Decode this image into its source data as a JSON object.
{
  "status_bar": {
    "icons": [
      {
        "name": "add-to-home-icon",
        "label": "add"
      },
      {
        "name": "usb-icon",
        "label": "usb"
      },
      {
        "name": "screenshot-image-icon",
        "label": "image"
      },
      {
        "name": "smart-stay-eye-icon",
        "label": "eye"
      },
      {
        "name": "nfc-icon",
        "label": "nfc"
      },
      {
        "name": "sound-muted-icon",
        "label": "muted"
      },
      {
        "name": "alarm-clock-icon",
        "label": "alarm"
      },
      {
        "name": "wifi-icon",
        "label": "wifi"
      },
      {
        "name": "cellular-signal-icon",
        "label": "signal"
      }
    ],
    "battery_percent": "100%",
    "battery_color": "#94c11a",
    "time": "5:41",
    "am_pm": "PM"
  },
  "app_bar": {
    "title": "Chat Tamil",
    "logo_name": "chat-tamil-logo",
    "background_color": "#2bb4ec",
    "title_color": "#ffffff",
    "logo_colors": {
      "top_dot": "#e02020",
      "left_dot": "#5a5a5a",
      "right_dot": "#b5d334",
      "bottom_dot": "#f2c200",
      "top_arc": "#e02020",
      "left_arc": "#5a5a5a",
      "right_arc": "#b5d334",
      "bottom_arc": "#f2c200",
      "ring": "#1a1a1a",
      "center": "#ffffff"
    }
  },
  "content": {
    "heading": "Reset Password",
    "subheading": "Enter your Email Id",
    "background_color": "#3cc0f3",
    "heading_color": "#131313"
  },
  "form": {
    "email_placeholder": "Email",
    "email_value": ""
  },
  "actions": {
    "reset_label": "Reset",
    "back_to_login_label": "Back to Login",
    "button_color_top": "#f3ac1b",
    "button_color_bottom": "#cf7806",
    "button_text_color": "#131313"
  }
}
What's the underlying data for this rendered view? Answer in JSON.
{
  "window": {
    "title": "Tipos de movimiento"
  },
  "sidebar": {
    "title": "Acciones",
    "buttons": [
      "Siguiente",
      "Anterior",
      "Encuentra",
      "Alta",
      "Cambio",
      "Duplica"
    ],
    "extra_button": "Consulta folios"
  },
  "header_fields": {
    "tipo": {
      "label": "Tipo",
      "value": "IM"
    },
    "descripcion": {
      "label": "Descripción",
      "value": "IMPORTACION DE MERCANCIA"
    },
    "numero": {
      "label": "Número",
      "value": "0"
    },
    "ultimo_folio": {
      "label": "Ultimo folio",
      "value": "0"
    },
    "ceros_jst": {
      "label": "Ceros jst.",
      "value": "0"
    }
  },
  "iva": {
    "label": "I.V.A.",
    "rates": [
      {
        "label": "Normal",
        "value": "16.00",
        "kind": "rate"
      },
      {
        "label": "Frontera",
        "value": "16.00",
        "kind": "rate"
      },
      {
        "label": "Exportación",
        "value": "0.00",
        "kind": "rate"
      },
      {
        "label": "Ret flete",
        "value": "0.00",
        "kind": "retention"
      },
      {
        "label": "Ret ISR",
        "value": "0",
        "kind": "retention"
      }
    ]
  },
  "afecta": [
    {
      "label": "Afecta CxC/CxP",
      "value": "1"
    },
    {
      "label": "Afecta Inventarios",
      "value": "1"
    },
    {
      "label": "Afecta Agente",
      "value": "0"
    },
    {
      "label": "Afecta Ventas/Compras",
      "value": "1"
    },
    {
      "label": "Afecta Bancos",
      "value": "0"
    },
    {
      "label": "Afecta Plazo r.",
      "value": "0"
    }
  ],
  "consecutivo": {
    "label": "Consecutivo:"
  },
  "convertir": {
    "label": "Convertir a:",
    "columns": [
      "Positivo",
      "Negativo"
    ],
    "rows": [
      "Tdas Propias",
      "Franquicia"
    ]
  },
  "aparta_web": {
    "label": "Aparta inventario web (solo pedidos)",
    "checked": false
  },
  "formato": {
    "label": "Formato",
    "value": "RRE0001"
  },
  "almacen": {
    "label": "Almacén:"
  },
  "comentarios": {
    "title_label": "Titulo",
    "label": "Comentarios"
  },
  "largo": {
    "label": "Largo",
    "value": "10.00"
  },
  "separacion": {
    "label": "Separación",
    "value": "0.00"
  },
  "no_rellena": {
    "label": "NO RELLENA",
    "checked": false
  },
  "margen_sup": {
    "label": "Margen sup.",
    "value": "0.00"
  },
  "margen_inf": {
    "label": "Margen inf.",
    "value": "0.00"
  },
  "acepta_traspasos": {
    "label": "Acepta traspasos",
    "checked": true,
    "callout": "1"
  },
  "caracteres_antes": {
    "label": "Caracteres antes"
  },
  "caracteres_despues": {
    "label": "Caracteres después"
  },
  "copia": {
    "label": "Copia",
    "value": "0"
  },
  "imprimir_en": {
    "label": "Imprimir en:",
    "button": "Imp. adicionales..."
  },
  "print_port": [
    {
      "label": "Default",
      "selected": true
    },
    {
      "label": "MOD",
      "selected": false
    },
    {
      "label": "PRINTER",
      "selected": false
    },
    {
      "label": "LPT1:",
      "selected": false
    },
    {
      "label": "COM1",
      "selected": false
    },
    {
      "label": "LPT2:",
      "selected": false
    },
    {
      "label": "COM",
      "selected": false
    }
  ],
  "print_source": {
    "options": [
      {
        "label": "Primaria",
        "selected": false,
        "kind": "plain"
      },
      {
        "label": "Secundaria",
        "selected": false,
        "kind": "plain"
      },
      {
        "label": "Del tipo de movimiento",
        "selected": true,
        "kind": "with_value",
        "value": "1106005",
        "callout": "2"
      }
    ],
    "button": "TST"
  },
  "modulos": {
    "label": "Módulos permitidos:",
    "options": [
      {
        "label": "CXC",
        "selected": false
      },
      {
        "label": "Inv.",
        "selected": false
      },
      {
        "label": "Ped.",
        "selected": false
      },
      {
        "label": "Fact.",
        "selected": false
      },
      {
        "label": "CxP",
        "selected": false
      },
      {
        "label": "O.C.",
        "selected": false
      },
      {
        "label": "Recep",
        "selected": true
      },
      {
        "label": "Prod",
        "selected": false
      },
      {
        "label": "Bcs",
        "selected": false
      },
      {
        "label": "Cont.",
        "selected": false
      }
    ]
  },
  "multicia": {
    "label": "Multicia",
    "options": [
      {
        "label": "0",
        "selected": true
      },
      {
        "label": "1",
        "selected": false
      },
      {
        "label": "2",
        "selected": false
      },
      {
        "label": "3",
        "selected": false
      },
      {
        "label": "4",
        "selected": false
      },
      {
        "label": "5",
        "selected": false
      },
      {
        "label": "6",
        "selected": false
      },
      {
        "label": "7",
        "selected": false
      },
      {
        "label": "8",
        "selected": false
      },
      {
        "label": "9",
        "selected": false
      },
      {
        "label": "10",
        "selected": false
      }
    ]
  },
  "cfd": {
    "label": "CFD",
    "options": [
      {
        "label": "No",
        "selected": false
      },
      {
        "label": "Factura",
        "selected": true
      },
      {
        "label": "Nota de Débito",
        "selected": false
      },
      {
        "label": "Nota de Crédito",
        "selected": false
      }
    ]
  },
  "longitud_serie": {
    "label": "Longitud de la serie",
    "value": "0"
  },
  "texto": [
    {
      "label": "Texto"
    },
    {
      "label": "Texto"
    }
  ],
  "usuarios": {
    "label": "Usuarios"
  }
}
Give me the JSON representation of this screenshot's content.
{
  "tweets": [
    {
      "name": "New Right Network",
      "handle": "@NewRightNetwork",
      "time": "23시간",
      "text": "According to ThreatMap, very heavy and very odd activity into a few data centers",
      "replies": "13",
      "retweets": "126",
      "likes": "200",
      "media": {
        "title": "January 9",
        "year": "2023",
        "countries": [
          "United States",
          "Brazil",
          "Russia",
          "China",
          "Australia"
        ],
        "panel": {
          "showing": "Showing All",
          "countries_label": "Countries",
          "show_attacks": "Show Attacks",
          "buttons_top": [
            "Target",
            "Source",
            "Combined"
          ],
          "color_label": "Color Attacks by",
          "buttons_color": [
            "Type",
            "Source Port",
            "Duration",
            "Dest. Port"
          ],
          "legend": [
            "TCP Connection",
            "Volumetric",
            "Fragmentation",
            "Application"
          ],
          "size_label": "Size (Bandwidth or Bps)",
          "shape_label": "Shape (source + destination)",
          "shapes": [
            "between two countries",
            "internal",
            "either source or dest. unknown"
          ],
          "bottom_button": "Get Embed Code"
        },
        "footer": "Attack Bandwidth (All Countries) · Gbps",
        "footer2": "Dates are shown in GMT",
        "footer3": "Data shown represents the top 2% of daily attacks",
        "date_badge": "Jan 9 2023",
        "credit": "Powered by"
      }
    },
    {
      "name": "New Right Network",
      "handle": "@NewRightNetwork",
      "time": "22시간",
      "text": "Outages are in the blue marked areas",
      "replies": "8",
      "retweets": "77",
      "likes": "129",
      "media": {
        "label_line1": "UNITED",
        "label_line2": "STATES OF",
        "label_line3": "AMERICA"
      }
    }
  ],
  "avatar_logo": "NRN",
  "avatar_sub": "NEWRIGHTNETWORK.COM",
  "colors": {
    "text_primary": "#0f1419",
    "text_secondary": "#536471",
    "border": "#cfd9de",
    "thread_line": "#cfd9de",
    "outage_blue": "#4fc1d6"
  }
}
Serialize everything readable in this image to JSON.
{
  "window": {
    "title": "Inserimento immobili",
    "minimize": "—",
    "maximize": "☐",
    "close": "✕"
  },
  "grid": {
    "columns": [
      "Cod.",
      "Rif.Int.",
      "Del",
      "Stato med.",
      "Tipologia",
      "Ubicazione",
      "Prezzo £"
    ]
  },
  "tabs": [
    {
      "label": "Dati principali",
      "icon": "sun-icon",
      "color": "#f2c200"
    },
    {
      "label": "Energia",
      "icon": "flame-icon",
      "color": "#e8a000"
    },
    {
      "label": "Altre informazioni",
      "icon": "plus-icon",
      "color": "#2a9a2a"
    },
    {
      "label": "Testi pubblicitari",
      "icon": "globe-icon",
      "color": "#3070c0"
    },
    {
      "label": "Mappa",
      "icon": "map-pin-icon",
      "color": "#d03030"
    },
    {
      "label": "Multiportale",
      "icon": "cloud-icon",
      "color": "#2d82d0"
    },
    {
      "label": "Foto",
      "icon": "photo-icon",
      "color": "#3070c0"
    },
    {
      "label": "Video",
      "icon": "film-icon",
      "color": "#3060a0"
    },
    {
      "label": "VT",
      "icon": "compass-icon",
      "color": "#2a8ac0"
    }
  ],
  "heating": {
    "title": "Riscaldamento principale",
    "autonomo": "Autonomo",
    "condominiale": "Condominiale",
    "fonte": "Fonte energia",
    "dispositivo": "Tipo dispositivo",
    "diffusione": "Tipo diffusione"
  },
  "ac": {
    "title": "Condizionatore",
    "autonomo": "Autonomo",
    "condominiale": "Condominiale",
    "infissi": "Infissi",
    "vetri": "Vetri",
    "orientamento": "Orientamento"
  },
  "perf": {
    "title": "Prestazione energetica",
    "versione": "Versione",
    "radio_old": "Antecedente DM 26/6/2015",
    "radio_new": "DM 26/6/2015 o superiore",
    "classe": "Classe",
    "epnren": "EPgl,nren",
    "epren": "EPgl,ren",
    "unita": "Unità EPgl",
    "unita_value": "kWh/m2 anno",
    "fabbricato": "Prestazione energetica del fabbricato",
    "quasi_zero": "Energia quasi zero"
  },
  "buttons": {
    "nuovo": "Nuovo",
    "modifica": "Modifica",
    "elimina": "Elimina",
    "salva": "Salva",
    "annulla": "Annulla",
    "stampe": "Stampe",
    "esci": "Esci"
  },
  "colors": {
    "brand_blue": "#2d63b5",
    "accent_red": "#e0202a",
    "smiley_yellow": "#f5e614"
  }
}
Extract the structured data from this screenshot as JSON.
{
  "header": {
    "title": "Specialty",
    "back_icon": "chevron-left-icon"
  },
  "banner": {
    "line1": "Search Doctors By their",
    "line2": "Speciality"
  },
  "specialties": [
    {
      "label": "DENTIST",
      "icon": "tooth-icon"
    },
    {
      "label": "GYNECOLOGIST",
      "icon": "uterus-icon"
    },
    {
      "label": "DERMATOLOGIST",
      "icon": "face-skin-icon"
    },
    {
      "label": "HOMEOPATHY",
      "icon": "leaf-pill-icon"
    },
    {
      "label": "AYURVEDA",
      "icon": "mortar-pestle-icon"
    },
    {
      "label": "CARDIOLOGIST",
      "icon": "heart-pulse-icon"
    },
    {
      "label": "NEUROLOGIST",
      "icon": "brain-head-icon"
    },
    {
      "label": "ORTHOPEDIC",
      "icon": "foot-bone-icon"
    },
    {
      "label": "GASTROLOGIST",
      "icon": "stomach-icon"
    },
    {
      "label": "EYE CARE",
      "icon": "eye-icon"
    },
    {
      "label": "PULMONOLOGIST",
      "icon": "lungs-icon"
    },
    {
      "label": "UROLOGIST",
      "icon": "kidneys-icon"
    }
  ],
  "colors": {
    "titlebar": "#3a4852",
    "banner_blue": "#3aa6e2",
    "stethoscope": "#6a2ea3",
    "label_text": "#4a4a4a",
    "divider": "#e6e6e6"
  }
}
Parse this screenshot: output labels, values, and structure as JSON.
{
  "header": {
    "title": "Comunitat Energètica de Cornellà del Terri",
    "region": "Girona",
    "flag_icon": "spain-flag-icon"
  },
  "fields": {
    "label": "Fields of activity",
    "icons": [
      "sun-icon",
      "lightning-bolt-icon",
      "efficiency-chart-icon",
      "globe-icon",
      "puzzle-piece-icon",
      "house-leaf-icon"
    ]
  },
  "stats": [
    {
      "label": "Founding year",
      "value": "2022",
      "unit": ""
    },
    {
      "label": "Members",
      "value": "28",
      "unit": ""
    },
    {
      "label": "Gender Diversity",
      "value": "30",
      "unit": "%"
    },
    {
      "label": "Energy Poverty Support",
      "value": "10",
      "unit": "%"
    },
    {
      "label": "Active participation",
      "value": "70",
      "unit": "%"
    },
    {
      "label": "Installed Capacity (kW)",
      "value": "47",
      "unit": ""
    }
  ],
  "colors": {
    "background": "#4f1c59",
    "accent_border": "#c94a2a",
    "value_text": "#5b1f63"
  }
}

----

◆ **Challenge**
Select the lines from the entries that include the word "signal".

◆ **Response below**
        "name": "cellular-signal-icon",
        "label": "signal"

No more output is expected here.